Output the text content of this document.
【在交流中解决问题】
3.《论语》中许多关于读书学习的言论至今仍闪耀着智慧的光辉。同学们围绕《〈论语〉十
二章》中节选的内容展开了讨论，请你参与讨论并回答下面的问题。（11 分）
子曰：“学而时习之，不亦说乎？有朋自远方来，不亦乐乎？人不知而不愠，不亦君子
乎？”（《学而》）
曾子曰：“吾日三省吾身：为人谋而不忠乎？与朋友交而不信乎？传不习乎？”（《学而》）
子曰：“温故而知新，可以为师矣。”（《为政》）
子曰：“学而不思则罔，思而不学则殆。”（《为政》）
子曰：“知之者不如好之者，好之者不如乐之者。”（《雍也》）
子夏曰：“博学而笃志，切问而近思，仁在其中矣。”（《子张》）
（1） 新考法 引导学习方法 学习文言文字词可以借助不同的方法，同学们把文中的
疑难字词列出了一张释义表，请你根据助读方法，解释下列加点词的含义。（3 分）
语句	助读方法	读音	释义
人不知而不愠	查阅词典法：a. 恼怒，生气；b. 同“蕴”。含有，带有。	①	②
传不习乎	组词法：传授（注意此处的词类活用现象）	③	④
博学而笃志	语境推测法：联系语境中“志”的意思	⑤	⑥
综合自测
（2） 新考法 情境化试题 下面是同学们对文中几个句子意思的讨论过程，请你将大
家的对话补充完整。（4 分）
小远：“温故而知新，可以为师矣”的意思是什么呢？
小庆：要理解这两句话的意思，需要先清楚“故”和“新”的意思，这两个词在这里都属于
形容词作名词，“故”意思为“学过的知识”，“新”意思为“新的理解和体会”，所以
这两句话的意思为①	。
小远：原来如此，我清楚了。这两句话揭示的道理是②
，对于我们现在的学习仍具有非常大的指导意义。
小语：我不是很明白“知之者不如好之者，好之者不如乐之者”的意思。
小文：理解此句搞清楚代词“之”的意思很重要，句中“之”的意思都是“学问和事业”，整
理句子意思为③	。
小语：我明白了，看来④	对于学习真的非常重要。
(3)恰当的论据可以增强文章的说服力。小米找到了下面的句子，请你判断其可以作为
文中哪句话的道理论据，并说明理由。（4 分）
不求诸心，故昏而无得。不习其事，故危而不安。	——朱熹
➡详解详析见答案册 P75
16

----

▸ Task requirements
Print again each line of the listing above, exactly as it appears.

▸ Result of this exercise
Output the text content of this document.
【在交流中解决问题】
3.《论语》中许多关于读书学习的言论至今仍闪耀着智慧的光辉。同学们围绕《〈论语〉十
二章》中节选的内容展开了讨论，请你参与讨论并回答下面的问题。（11 分）
子曰：“学而时习之，不亦说乎？有朋自远方来，不亦乐乎？人不知而不愠，不亦君子
乎？”（《学而》）
曾子曰：“吾日三省吾身：为人谋而不忠乎？与朋友交而不信乎？传不习乎？”（《学而》）
子曰：“温故而知新，可以为师矣。”（《为政》）
子曰：“学而不思则罔，思而不学则殆。”（《为政》）
子曰：“知之者不如好之者，好之者不如乐之者。”（《雍也》）
子夏曰：“博学而笃志，切问而近思，仁在其中矣。”（《子张》）
（1） 新考法 引导学习方法 学习文言文字词可以借助不同的方法，同学们把文中的
疑难字词列出了一张释义表，请你根据助读方法，解释下列加点词的含义。（3 分）
语句	助读方法	读音	释义
人不知而不愠	查阅词典法：a. 恼怒，生气；b. 同“蕴”。含有，带有。	①	②
传不习乎	组词法：传授（注意此处的词类活用现象）	③	④
博学而笃志	语境推测法：联系语境中“志”的意思	⑤	⑥
综合自测
（2） 新考法 情境化试题 下面是同学们对文中几个句子意思的讨论过程，请你将大
家的对话补充完整。（4 分）
小远：“温故而知新，可以为师矣”的意思是什么呢？
小庆：要理解这两句话的意思，需要先清楚“故”和“新”的意思，这两个词在这里都属于
形容词作名词，“故”意思为“学过的知识”，“新”意思为“新的理解和体会”，所以
这两句话的意思为①	。
小远：原来如此，我清楚了。这两句话揭示的道理是②
，对于我们现在的学习仍具有非常大的指导意义。
小语：我不是很明白“知之者不如好之者，好之者不如乐之者”的意思。
小文：理解此句搞清楚代词“之”的意思很重要，句中“之”的意思都是“学问和事业”，整
理句子意思为③	。
小语：我明白了，看来④	对于学习真的非常重要。
(3)恰当的论据可以增强文章的说服力。小米找到了下面的句子，请你判断其可以作为
文中哪句话的道理论据，并说明理由。（4 分）
不求诸心，故昏而无得。不习其事，故危而不安。	——朱熹
➡详解详析见答案册 P75
16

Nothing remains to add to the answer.